## TASK DIRECTIONS
Search the material below for the word "будущих". Copy every line that has it.

## EXERCISE INPUTS
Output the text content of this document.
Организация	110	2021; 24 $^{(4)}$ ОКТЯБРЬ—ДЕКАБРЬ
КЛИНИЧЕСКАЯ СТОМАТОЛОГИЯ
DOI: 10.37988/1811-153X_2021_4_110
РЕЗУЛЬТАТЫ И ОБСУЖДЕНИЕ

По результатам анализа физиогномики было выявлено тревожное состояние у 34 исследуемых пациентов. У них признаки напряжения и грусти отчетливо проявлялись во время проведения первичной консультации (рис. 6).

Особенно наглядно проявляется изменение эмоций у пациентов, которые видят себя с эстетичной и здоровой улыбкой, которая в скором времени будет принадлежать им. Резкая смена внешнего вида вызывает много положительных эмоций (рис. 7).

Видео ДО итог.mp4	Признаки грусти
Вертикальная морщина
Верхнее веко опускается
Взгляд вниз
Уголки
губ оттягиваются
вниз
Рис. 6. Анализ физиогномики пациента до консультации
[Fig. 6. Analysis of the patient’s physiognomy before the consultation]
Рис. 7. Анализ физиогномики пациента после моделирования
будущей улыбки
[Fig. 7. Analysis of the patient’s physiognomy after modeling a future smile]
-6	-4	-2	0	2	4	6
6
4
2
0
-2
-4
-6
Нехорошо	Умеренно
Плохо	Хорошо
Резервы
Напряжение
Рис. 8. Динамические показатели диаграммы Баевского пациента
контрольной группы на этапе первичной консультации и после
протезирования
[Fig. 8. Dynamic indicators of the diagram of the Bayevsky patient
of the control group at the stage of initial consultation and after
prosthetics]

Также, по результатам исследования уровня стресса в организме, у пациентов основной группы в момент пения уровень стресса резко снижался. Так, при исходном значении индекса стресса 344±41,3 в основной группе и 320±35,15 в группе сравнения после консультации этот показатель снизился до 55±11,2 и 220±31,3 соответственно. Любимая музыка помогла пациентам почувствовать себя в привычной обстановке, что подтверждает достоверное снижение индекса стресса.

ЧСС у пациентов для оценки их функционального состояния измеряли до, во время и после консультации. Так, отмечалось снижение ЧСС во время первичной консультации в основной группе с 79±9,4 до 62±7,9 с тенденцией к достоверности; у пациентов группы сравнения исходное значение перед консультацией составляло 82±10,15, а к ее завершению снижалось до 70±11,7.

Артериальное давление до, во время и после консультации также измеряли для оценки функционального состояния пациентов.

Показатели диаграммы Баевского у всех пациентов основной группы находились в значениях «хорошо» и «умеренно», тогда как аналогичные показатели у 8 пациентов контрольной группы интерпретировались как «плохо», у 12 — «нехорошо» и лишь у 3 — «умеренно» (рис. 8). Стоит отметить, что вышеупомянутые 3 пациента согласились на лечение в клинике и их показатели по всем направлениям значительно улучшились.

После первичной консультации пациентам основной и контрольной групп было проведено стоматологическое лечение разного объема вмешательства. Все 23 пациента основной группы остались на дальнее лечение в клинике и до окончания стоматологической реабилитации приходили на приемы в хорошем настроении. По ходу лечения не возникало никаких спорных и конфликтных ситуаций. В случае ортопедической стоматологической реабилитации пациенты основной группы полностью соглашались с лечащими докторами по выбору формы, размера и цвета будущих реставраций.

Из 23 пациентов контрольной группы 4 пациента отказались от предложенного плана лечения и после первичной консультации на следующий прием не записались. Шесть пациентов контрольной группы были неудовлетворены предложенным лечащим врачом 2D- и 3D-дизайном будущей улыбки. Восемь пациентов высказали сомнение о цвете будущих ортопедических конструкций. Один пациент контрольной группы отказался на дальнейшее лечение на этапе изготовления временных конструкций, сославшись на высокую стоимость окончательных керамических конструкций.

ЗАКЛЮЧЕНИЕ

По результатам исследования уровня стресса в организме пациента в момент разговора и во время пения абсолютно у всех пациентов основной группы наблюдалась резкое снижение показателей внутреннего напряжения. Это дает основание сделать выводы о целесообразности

## WORKED ANSWER
После первичной консультации пациентам основной и контрольной групп было проведено стоматологическое лечение разного объема вмешательства. Все 23 пациента основной группы остались на дальнее лечение в клинике и до окончания стоматологической реабилитации приходили на приемы в хорошем настроении. По ходу лечения не возникало никаких спорных и конфликтных ситуаций. В случае ортопедической стоматологической реабилитации пациенты основной группы полностью соглашались с лечащими докторами по выбору формы, размера и цвета будущих реставраций.
Из 23 пациентов контрольной группы 4 пациента отказались от предложенного плана лечения и после первичной консультации на следующий прием не записались. Шесть пациентов контрольной группы были неудовлетворены предложенным лечащим врачом 2D- и 3D-дизайном будущей улыбки. Восемь пациентов высказали сомнение о цвете будущих ортопедических конструкций. Один пациент контрольной группы отказался на дальнейшее лечение на этапе изготовления временных конструкций, сославшись на высокую стоимость окончательных керамических конструкций.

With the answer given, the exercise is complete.